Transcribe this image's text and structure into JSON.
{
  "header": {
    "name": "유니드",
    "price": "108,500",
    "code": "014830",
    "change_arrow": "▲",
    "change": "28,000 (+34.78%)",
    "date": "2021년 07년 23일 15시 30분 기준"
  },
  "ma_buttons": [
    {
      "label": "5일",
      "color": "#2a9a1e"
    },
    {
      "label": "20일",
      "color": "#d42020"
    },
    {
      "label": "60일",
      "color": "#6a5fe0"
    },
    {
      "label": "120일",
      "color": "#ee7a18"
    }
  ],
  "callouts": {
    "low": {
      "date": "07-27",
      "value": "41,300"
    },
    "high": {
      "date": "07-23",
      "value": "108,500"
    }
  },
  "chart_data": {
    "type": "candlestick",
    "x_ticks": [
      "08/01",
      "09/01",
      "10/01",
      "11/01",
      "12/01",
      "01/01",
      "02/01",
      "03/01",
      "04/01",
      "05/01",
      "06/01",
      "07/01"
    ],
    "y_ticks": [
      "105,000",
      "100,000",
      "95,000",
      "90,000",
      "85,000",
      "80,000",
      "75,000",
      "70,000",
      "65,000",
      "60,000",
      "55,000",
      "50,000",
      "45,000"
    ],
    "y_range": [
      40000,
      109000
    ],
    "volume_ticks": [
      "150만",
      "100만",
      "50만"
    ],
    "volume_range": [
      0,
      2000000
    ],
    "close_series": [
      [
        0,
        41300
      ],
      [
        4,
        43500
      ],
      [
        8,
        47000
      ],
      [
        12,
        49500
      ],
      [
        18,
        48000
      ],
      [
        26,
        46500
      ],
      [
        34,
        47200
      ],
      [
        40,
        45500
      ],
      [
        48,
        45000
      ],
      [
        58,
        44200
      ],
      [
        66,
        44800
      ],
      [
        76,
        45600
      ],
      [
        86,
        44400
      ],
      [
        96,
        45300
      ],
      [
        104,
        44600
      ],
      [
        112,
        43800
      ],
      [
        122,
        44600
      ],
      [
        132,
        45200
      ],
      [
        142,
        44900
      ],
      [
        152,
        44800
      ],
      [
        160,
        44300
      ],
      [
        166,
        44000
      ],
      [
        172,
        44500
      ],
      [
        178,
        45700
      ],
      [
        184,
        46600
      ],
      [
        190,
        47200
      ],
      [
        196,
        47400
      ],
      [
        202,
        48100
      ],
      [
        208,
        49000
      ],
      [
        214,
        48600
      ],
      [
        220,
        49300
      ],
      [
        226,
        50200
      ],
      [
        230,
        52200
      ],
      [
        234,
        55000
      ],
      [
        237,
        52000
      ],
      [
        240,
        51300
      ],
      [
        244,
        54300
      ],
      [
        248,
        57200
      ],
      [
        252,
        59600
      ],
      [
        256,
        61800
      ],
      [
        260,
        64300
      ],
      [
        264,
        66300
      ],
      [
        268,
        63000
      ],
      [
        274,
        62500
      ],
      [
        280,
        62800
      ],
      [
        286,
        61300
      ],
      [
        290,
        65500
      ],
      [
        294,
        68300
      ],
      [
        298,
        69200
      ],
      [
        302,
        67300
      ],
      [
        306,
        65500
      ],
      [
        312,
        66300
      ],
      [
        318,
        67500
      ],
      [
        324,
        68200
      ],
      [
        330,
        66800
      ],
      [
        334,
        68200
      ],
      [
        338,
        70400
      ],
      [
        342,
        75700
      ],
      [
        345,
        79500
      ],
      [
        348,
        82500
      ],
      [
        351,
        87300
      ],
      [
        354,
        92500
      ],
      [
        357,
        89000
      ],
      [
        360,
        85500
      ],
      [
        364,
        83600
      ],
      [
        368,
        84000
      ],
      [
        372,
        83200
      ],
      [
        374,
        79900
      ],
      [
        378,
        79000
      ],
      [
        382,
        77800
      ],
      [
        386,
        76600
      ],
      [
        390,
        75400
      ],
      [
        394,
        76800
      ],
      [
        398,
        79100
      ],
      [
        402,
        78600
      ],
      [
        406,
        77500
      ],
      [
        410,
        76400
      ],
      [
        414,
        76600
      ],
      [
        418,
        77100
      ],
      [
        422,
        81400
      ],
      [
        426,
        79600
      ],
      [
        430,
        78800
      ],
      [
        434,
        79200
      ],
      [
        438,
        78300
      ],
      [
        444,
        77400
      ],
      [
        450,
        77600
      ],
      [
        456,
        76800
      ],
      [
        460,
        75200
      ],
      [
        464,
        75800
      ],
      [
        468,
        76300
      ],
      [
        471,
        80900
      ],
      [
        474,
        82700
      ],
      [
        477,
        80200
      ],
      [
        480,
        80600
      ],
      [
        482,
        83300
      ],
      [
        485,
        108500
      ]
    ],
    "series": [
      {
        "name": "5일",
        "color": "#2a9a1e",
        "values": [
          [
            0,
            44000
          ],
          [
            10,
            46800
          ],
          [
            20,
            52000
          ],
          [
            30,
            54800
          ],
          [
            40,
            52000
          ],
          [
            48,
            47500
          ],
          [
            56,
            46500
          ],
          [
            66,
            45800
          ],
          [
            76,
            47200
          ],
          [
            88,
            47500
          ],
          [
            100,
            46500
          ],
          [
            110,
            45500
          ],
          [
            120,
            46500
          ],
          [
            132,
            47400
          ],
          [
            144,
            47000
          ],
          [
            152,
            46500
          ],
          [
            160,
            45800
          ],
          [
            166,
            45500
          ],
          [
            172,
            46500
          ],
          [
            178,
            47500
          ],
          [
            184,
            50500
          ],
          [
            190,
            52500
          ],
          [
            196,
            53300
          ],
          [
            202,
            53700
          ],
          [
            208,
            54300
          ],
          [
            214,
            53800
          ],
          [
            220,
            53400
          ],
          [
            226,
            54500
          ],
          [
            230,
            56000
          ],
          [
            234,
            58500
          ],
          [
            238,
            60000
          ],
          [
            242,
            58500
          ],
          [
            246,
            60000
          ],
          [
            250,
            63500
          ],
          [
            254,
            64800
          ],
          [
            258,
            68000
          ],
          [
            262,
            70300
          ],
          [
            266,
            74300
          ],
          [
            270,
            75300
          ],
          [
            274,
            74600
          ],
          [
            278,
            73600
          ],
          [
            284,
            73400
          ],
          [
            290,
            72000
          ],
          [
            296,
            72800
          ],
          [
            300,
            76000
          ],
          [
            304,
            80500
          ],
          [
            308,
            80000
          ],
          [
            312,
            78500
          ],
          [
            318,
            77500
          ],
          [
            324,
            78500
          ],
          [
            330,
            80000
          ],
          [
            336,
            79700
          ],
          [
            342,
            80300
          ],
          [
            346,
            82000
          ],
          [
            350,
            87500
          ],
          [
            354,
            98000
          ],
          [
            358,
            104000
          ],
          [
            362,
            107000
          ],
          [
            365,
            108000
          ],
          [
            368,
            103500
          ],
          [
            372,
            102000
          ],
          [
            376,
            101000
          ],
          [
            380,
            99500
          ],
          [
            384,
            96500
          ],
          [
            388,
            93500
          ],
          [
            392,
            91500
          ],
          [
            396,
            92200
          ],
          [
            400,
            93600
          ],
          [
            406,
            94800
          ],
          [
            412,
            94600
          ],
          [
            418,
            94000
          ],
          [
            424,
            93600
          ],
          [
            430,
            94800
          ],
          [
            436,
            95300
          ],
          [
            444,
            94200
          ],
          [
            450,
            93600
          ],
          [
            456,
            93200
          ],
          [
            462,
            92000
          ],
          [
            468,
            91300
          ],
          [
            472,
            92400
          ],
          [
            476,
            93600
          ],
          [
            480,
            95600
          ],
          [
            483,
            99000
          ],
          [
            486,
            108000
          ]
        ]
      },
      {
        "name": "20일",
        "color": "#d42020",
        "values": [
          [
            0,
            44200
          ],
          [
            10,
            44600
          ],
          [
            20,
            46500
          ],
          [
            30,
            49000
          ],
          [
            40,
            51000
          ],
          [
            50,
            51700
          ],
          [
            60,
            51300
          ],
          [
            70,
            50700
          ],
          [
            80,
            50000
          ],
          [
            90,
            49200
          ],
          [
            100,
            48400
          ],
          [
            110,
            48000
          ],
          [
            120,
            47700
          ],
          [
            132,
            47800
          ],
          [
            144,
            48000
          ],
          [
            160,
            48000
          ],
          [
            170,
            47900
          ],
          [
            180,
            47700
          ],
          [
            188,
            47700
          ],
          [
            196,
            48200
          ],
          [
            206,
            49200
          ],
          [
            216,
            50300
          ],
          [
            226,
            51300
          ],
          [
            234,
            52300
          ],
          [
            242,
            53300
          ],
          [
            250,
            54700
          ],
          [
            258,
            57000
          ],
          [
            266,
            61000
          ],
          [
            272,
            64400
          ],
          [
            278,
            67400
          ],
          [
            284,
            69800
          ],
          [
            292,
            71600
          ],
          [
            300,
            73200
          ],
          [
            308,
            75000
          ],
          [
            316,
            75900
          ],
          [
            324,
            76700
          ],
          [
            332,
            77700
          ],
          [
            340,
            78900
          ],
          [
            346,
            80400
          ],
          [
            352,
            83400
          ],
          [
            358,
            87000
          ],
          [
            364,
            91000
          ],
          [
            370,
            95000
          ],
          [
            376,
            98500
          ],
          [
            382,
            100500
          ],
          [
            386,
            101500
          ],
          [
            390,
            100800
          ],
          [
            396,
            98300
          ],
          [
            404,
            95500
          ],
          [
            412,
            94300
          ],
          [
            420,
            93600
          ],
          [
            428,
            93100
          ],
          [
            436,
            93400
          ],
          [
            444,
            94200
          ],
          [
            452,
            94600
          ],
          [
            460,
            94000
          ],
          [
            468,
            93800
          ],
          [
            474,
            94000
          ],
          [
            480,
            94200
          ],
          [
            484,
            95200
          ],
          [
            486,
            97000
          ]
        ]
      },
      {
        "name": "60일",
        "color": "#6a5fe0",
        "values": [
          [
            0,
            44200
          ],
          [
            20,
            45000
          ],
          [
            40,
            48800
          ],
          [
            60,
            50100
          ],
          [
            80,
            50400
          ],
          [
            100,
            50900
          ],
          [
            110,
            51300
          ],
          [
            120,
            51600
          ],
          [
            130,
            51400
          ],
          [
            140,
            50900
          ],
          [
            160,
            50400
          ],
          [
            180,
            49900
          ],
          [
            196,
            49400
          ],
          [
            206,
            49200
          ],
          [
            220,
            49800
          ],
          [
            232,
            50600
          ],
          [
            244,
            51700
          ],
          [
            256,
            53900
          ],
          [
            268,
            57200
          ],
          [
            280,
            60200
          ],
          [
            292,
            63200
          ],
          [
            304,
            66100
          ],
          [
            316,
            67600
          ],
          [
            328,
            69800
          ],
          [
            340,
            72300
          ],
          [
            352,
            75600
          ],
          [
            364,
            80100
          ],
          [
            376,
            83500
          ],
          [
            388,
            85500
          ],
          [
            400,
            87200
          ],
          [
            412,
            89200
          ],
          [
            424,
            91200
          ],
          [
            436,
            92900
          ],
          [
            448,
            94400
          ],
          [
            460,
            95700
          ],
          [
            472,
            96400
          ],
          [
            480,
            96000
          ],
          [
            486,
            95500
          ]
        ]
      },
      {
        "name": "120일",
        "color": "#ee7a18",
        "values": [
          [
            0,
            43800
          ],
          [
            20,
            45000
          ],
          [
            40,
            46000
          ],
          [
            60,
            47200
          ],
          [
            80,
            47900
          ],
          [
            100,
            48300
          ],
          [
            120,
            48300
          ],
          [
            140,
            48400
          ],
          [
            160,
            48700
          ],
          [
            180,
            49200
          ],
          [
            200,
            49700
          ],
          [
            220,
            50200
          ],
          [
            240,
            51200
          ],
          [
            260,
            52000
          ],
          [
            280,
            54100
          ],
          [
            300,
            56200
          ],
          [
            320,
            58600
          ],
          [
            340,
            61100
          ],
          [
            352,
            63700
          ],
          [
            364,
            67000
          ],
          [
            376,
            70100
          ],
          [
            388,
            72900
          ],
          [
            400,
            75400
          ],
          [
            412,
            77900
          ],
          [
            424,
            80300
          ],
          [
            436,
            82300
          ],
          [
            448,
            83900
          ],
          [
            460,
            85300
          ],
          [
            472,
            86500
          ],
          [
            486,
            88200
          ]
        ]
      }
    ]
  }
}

****************

* _STATED EXERCISE_
Tell how many lines in the records above contain "name", giving the number and no other words.

* _EXERCISE RESULT_
5